Take each line containing the word "colocar" and copy it.

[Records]
>> start
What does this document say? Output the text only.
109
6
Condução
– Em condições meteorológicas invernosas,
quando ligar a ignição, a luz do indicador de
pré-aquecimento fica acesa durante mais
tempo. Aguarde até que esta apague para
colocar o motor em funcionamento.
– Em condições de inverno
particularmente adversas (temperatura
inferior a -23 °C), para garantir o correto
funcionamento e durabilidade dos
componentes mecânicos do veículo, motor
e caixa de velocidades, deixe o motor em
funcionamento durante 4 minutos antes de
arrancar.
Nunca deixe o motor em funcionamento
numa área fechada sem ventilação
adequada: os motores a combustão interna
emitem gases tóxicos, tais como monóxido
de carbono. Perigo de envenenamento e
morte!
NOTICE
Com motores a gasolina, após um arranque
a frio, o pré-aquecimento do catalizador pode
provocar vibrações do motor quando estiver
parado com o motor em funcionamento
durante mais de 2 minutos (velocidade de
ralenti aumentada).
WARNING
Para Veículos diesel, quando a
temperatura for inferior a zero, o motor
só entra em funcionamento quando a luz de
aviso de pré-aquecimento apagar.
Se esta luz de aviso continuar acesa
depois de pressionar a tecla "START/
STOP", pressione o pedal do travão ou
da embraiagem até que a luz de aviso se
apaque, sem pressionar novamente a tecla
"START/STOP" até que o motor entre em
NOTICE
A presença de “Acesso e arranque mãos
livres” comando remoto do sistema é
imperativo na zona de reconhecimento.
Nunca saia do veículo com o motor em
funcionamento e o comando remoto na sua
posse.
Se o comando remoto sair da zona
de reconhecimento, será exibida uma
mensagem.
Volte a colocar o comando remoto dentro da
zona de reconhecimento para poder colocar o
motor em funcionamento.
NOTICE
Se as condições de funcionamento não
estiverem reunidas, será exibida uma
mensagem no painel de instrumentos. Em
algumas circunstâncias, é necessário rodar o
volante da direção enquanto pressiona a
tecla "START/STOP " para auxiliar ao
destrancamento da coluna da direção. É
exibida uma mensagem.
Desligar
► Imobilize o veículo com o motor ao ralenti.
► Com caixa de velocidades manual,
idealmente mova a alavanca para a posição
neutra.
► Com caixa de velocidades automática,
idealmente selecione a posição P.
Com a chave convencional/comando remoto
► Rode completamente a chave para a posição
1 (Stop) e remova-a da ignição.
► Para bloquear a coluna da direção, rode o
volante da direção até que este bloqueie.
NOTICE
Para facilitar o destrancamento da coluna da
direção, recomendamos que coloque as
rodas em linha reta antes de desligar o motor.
>> end
== Solution to the exercise ==
colocar o motor em funcionamento.
Volte a colocar o comando remoto dentro da
zona de reconhecimento para poder colocar o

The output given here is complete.